Directive:
The records that follow are to be repeated without alteration.

[Data excerpts]

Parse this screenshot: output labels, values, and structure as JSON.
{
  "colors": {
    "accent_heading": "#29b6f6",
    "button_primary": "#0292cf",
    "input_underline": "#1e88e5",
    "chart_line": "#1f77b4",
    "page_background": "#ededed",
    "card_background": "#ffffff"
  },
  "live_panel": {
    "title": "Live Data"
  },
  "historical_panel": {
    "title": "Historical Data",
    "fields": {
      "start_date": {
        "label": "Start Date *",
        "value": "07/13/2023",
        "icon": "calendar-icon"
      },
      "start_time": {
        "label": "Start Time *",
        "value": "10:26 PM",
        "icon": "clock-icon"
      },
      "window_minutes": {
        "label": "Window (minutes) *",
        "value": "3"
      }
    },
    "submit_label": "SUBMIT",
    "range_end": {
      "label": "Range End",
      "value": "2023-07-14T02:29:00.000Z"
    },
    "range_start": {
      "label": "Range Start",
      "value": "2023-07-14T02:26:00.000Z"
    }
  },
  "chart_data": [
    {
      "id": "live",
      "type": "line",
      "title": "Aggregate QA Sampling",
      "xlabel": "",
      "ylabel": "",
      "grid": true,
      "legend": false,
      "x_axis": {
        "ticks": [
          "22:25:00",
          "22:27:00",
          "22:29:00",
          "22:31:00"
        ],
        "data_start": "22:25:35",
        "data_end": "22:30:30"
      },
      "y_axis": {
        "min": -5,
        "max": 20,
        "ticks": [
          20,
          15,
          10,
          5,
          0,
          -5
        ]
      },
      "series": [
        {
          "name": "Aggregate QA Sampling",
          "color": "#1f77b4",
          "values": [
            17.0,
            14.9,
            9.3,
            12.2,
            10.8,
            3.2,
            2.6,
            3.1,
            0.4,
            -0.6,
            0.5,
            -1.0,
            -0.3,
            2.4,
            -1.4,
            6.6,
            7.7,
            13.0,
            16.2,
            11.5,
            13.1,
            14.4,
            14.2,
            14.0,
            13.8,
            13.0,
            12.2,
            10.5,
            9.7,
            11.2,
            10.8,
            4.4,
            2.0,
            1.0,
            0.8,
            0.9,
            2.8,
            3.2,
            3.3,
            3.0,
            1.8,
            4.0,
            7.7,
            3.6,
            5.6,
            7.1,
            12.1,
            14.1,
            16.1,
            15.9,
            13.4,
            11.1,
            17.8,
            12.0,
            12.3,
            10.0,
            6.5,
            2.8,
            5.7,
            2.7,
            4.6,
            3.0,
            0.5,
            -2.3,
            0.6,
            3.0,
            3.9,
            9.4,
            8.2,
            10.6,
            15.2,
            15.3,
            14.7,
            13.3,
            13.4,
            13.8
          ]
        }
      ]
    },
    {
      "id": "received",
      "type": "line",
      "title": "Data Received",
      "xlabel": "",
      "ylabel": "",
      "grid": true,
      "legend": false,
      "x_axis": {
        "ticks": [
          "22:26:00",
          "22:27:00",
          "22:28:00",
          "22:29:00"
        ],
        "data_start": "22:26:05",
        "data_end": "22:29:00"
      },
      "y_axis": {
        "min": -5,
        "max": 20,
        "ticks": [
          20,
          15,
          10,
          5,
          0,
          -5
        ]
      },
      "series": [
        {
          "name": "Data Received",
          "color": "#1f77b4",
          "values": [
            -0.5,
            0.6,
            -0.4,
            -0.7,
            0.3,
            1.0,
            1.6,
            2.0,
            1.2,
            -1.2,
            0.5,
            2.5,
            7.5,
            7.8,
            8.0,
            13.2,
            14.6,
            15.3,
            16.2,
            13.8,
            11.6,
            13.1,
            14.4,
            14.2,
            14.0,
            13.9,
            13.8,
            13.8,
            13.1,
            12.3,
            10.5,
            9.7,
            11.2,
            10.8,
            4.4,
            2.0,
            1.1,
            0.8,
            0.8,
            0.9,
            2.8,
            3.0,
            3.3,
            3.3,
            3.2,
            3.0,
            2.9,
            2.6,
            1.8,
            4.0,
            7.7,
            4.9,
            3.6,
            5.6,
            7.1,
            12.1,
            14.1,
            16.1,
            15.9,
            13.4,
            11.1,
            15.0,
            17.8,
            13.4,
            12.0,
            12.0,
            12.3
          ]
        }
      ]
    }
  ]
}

Expected output:
Parse this screenshot: output labels, values, and structure as JSON.
{
  "colors": {
    "accent_heading": "#29b6f6",
    "button_primary": "#0292cf",
    "input_underline": "#1e88e5",
    "chart_line": "#1f77b4",
    "page_background": "#ededed",
    "card_background": "#ffffff"
  },
  "live_panel": {
    "title": "Live Data"
  },
  "historical_panel": {
    "title": "Historical Data",
    "fields": {
      "start_date": {
        "label": "Start Date *",
        "value": "07/13/2023",
        "icon": "calendar-icon"
      },
      "start_time": {
        "label": "Start Time *",
        "value": "10:26 PM",
        "icon": "clock-icon"
      },
      "window_minutes": {
        "label": "Window (minutes) *",
        "value": "3"
      }
    },
    "submit_label": "SUBMIT",
    "range_end": {
      "label": "Range End",
      "value": "2023-07-14T02:29:00.000Z"
    },
    "range_start": {
      "label": "Range Start",
      "value": "2023-07-14T02:26:00.000Z"
    }
  },
  "chart_data": [
    {
      "id": "live",
      "type": "line",
      "title": "Aggregate QA Sampling",
      "xlabel": "",
      "ylabel": "",
      "grid": true,
      "legend": false,
      "x_axis": {
        "ticks": [
          "22:25:00",
          "22:27:00",
          "22:29:00",
          "22:31:00"
        ],
        "data_start": "22:25:35",
        "data_end": "22:30:30"
      },
      "y_axis": {
        "min": -5,
        "max": 20,
        "ticks": [
          20,
          15,
          10,
          5,
          0,
          -5
        ]
      },
      "series": [
        {
          "name": "Aggregate QA Sampling",
          "color": "#1f77b4",
          "values": [
            17.0,
            14.9,
            9.3,
            12.2,
            10.8,
            3.2,
            2.6,
            3.1,
            0.4,
            -0.6,
            0.5,
            -1.0,
            -0.3,
            2.4,
            -1.4,
            6.6,
            7.7,
            13.0,
            16.2,
            11.5,
            13.1,
            14.4,
            14.2,
            14.0,
            13.8,
            13.0,
            12.2,
            10.5,
            9.7,
            11.2,
            10.8,
            4.4,
            2.0,
            1.0,
            0.8,
            0.9,
            2.8,
            3.2,
            3.3,
            3.0,
            1.8,
            4.0,
            7.7,
            3.6,
            5.6,
            7.1,
            12.1,
            14.1,
            16.1,
            15.9,
            13.4,
            11.1,
            17.8,
            12.0,
            12.3,
            10.0,
            6.5,
            2.8,
            5.7,
            2.7,
            4.6,
            3.0,
            0.5,
            -2.3,
            0.6,
            3.0,
            3.9,
            9.4,
            8.2,
            10.6,
            15.2,
            15.3,
            14.7,
            13.3,
            13.4,
            13.8
          ]
        }
      ]
    },
    {
      "id": "received",
      "type": "line",
      "title": "Data Received",
      "xlabel": "",
      "ylabel": "",
      "grid": true,
      "legend": false,
      "x_axis": {
        "ticks": [
          "22:26:00",
          "22:27:00",
          "22:28:00",
          "22:29:00"
        ],
        "data_start": "22:26:05",
        "data_end": "22:29:00"
      },
      "y_axis": {
        "min": -5,
        "max": 20,
        "ticks": [
          20,
          15,
          10,
          5,
          0,
          -5
        ]
      },
      "series": [
        {
          "name": "Data Received",
          "color": "#1f77b4",
          "values": [
            -0.5,
            0.6,
            -0.4,
            -0.7,
            0.3,
            1.0,
            1.6,
            2.0,
            1.2,
            -1.2,
            0.5,
            2.5,
            7.5,
            7.8,
            8.0,
            13.2,
            14.6,
            15.3,
            16.2,
            13.8,
            11.6,
            13.1,
            14.4,
            14.2,
            14.0,
            13.9,
            13.8,
            13.8,
            13.1,
            12.3,
            10.5,
            9.7,
            11.2,
            10.8,
            4.4,
            2.0,
            1.1,
            0.8,
            0.8,
            0.9,
            2.8,
            3.0,
            3.3,
            3.3,
            3.2,
            3.0,
            2.9,
            2.6,
            1.8,
            4.0,
            7.7,
            4.9,
            3.6,
            5.6,
            7.1,
            12.1,
            14.1,
            16.1,
            15.9,
            13.4,
            11.1,
            15.0,
            17.8,
            13.4,
            12.0,
            12.0,
            12.3
          ]
        }
      ]
    }
  ]
}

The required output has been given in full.